▶ **The data**:
========================================================================

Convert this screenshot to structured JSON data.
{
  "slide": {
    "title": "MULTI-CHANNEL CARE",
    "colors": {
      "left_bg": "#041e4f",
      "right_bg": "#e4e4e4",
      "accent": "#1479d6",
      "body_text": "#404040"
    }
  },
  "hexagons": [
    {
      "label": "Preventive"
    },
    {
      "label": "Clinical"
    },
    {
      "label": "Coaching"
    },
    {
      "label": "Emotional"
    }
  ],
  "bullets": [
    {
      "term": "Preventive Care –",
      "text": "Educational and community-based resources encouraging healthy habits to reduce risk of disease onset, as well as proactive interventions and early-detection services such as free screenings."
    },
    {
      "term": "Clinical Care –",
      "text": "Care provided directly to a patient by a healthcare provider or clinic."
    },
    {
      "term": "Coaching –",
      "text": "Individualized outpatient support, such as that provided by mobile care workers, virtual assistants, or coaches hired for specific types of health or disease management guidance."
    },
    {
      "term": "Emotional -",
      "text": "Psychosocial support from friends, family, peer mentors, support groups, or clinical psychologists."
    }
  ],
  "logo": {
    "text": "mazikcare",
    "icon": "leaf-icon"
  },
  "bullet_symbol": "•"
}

========================================================================

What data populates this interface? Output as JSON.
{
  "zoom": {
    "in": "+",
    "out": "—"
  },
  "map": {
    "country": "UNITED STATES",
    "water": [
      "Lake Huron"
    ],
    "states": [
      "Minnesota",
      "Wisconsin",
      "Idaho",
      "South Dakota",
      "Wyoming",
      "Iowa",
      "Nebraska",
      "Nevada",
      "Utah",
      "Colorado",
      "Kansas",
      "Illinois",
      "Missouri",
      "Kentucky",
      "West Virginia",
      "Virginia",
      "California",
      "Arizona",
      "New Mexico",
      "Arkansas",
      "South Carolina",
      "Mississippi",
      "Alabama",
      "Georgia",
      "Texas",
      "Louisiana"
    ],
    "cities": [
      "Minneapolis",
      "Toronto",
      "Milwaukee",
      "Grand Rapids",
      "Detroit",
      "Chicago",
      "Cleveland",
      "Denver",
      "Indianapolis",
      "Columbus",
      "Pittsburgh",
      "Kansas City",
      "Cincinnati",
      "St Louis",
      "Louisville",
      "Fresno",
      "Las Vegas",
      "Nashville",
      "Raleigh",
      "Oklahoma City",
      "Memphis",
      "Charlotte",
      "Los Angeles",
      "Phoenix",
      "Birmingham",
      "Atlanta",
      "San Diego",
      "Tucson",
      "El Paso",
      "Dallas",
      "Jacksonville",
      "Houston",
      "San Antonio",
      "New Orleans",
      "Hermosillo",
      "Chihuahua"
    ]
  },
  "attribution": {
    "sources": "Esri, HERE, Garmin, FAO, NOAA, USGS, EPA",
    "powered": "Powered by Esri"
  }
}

========================================================================

Pull out all lines from the entries above that include the word "term".

      "term": "Preventive Care –",
      "term": "Clinical Care –",
      "term": "Coaching –",
      "term": "Emotional -",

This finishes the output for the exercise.